• [Supplied data]
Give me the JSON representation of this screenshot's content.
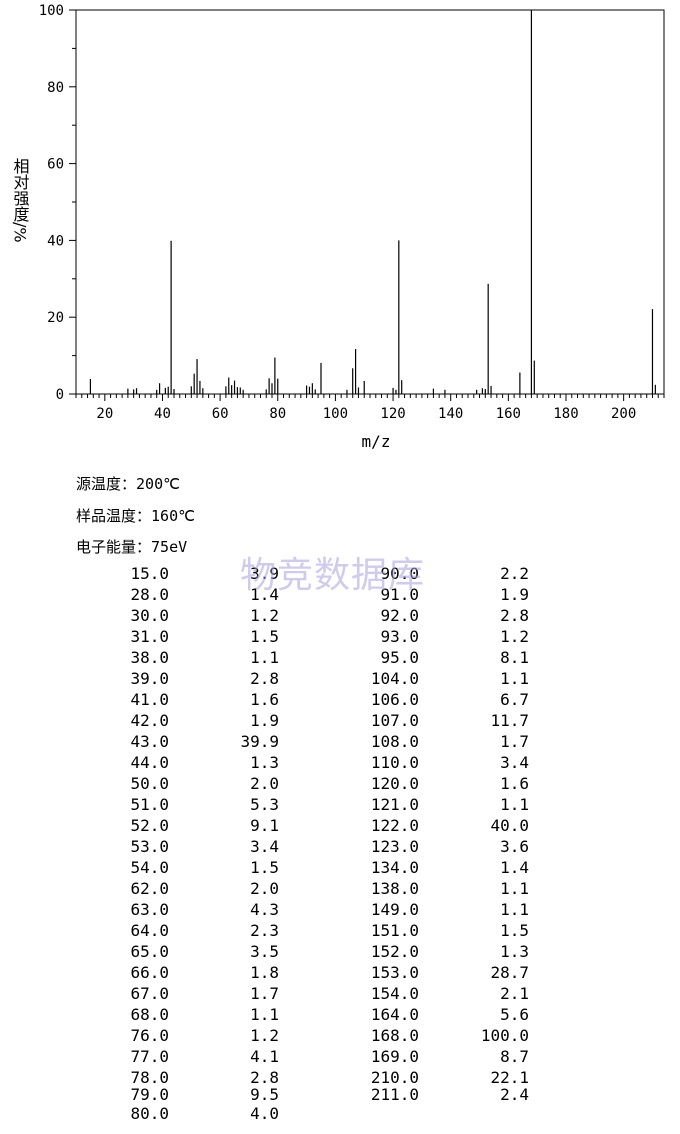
{
  "chart_data": {
    "type": "bar",
    "xlabel": "m/z",
    "ylabel": "相对强度/%",
    "xlim": [
      10,
      214
    ],
    "ylim": [
      0,
      100
    ],
    "x_ticks": [
      "20",
      "40",
      "60",
      "80",
      "100",
      "120",
      "140",
      "160",
      "180",
      "200"
    ],
    "y_ticks": [
      "0",
      "20",
      "40",
      "60",
      "80",
      "100"
    ],
    "peaks": [
      [
        15.0,
        3.9
      ],
      [
        28.0,
        1.4
      ],
      [
        30.0,
        1.2
      ],
      [
        31.0,
        1.5
      ],
      [
        38.0,
        1.1
      ],
      [
        39.0,
        2.8
      ],
      [
        41.0,
        1.6
      ],
      [
        42.0,
        1.9
      ],
      [
        43.0,
        39.9
      ],
      [
        44.0,
        1.3
      ],
      [
        50.0,
        2.0
      ],
      [
        51.0,
        5.3
      ],
      [
        52.0,
        9.1
      ],
      [
        53.0,
        3.4
      ],
      [
        54.0,
        1.5
      ],
      [
        62.0,
        2.0
      ],
      [
        63.0,
        4.3
      ],
      [
        64.0,
        2.3
      ],
      [
        65.0,
        3.5
      ],
      [
        66.0,
        1.8
      ],
      [
        67.0,
        1.7
      ],
      [
        68.0,
        1.1
      ],
      [
        76.0,
        1.2
      ],
      [
        77.0,
        4.1
      ],
      [
        78.0,
        2.8
      ],
      [
        79.0,
        9.5
      ],
      [
        80.0,
        4.0
      ],
      [
        90.0,
        2.2
      ],
      [
        91.0,
        1.9
      ],
      [
        92.0,
        2.8
      ],
      [
        93.0,
        1.2
      ],
      [
        95.0,
        8.1
      ],
      [
        104.0,
        1.1
      ],
      [
        106.0,
        6.7
      ],
      [
        107.0,
        11.7
      ],
      [
        108.0,
        1.7
      ],
      [
        110.0,
        3.4
      ],
      [
        120.0,
        1.6
      ],
      [
        121.0,
        1.1
      ],
      [
        122.0,
        40.0
      ],
      [
        123.0,
        3.6
      ],
      [
        134.0,
        1.4
      ],
      [
        138.0,
        1.1
      ],
      [
        149.0,
        1.1
      ],
      [
        151.0,
        1.5
      ],
      [
        152.0,
        1.3
      ],
      [
        153.0,
        28.7
      ],
      [
        154.0,
        2.1
      ],
      [
        164.0,
        5.6
      ],
      [
        168.0,
        100.0
      ],
      [
        169.0,
        8.7
      ],
      [
        210.0,
        22.1
      ],
      [
        211.0,
        2.4
      ]
    ]
  },
  "conditions": {
    "source_temp_label": "源温度：",
    "source_temp_value": "200℃",
    "sample_temp_label": "样品温度：",
    "sample_temp_value": "160℃",
    "energy_label": "电子能量：",
    "energy_value": "75eV"
  },
  "watermark": "物竞数据库",
  "table_rows": [
    [
      "15.0",
      "3.9",
      "90.0",
      "2.2"
    ],
    [
      "28.0",
      "1.4",
      "91.0",
      "1.9"
    ],
    [
      "30.0",
      "1.2",
      "92.0",
      "2.8"
    ],
    [
      "31.0",
      "1.5",
      "93.0",
      "1.2"
    ],
    [
      "38.0",
      "1.1",
      "95.0",
      "8.1"
    ],
    [
      "39.0",
      "2.8",
      "104.0",
      "1.1"
    ],
    [
      "41.0",
      "1.6",
      "106.0",
      "6.7"
    ],
    [
      "42.0",
      "1.9",
      "107.0",
      "11.7"
    ],
    [
      "43.0",
      "39.9",
      "108.0",
      "1.7"
    ],
    [
      "44.0",
      "1.3",
      "110.0",
      "3.4"
    ],
    [
      "50.0",
      "2.0",
      "120.0",
      "1.6"
    ],
    [
      "51.0",
      "5.3",
      "121.0",
      "1.1"
    ],
    [
      "52.0",
      "9.1",
      "122.0",
      "40.0"
    ],
    [
      "53.0",
      "3.4",
      "123.0",
      "3.6"
    ],
    [
      "54.0",
      "1.5",
      "134.0",
      "1.4"
    ],
    [
      "62.0",
      "2.0",
      "138.0",
      "1.1"
    ],
    [
      "63.0",
      "4.3",
      "149.0",
      "1.1"
    ],
    [
      "64.0",
      "2.3",
      "151.0",
      "1.5"
    ],
    [
      "65.0",
      "3.5",
      "152.0",
      "1.3"
    ],
    [
      "66.0",
      "1.8",
      "153.0",
      "28.7"
    ],
    [
      "67.0",
      "1.7",
      "154.0",
      "2.1"
    ],
    [
      "68.0",
      "1.1",
      "164.0",
      "5.6"
    ],
    [
      "76.0",
      "1.2",
      "168.0",
      "100.0"
    ],
    [
      "77.0",
      "4.1",
      "169.0",
      "8.7"
    ],
    [
      "78.0",
      "2.8",
      "210.0",
      "22.1"
    ],
    [
      "79.0",
      "9.5",
      "211.0",
      "2.4"
    ],
    [
      "80.0",
      "4.0",
      "",
      ""
    ]
  ]
}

• [Task statement] Could you reproduce every record above exactly, leaving out the pictures?

• [Solved problem]
Give me the JSON representation of this screenshot's content.
{
  "chart_data": {
    "type": "bar",
    "xlabel": "m/z",
    "ylabel": "相对强度/%",
    "xlim": [
      10,
      214
    ],
    "ylim": [
      0,
      100
    ],
    "x_ticks": [
      "20",
      "40",
      "60",
      "80",
      "100",
      "120",
      "140",
      "160",
      "180",
      "200"
    ],
    "y_ticks": [
      "0",
      "20",
      "40",
      "60",
      "80",
      "100"
    ],
    "peaks": [
      [
        15.0,
        3.9
      ],
      [
        28.0,
        1.4
      ],
      [
        30.0,
        1.2
      ],
      [
        31.0,
        1.5
      ],
      [
        38.0,
        1.1
      ],
      [
        39.0,
        2.8
      ],
      [
        41.0,
        1.6
      ],
      [
        42.0,
        1.9
      ],
      [
        43.0,
        39.9
      ],
      [
        44.0,
        1.3
      ],
      [
        50.0,
        2.0
      ],
      [
        51.0,
        5.3
      ],
      [
        52.0,
        9.1
      ],
      [
        53.0,
        3.4
      ],
      [
        54.0,
        1.5
      ],
      [
        62.0,
        2.0
      ],
      [
        63.0,
        4.3
      ],
      [
        64.0,
        2.3
      ],
      [
        65.0,
        3.5
      ],
      [
        66.0,
        1.8
      ],
      [
        67.0,
        1.7
      ],
      [
        68.0,
        1.1
      ],
      [
        76.0,
        1.2
      ],
      [
        77.0,
        4.1
      ],
      [
        78.0,
        2.8
      ],
      [
        79.0,
        9.5
      ],
      [
        80.0,
        4.0
      ],
      [
        90.0,
        2.2
      ],
      [
        91.0,
        1.9
      ],
      [
        92.0,
        2.8
      ],
      [
        93.0,
        1.2
      ],
      [
        95.0,
        8.1
      ],
      [
        104.0,
        1.1
      ],
      [
        106.0,
        6.7
      ],
      [
        107.0,
        11.7
      ],
      [
        108.0,
        1.7
      ],
      [
        110.0,
        3.4
      ],
      [
        120.0,
        1.6
      ],
      [
        121.0,
        1.1
      ],
      [
        122.0,
        40.0
      ],
      [
        123.0,
        3.6
      ],
      [
        134.0,
        1.4
      ],
      [
        138.0,
        1.1
      ],
      [
        149.0,
        1.1
      ],
      [
        151.0,
        1.5
      ],
      [
        152.0,
        1.3
      ],
      [
        153.0,
        28.7
      ],
      [
        154.0,
        2.1
      ],
      [
        164.0,
        5.6
      ],
      [
        168.0,
        100.0
      ],
      [
        169.0,
        8.7
      ],
      [
        210.0,
        22.1
      ],
      [
        211.0,
        2.4
      ]
    ]
  },
  "conditions": {
    "source_temp_label": "源温度：",
    "source_temp_value": "200℃",
    "sample_temp_label": "样品温度：",
    "sample_temp_value": "160℃",
    "energy_label": "电子能量：",
    "energy_value": "75eV"
  },
  "watermark": "物竞数据库",
  "table_rows": [
    [
      "15.0",
      "3.9",
      "90.0",
      "2.2"
    ],
    [
      "28.0",
      "1.4",
      "91.0",
      "1.9"
    ],
    [
      "30.0",
      "1.2",
      "92.0",
      "2.8"
    ],
    [
      "31.0",
      "1.5",
      "93.0",
      "1.2"
    ],
    [
      "38.0",
      "1.1",
      "95.0",
      "8.1"
    ],
    [
      "39.0",
      "2.8",
      "104.0",
      "1.1"
    ],
    [
      "41.0",
      "1.6",
      "106.0",
      "6.7"
    ],
    [
      "42.0",
      "1.9",
      "107.0",
      "11.7"
    ],
    [
      "43.0",
      "39.9",
      "108.0",
      "1.7"
    ],
    [
      "44.0",
      "1.3",
      "110.0",
      "3.4"
    ],
    [
      "50.0",
      "2.0",
      "120.0",
      "1.6"
    ],
    [
      "51.0",
      "5.3",
      "121.0",
      "1.1"
    ],
    [
      "52.0",
      "9.1",
      "122.0",
      "40.0"
    ],
    [
      "53.0",
      "3.4",
      "123.0",
      "3.6"
    ],
    [
      "54.0",
      "1.5",
      "134.0",
      "1.4"
    ],
    [
      "62.0",
      "2.0",
      "138.0",
      "1.1"
    ],
    [
      "63.0",
      "4.3",
      "149.0",
      "1.1"
    ],
    [
      "64.0",
      "2.3",
      "151.0",
      "1.5"
    ],
    [
      "65.0",
      "3.5",
      "152.0",
      "1.3"
    ],
    [
      "66.0",
      "1.8",
      "153.0",
      "28.7"
    ],
    [
      "67.0",
      "1.7",
      "154.0",
      "2.1"
    ],
    [
      "68.0",
      "1.1",
      "164.0",
      "5.6"
    ],
    [
      "76.0",
      "1.2",
      "168.0",
      "100.0"
    ],
    [
      "77.0",
      "4.1",
      "169.0",
      "8.7"
    ],
    [
      "78.0",
      "2.8",
      "210.0",
      "22.1"
    ],
    [
      "79.0",
      "9.5",
      "211.0",
      "2.4"
    ],
    [
      "80.0",
      "4.0",
      "",
      ""
    ]
  ]
}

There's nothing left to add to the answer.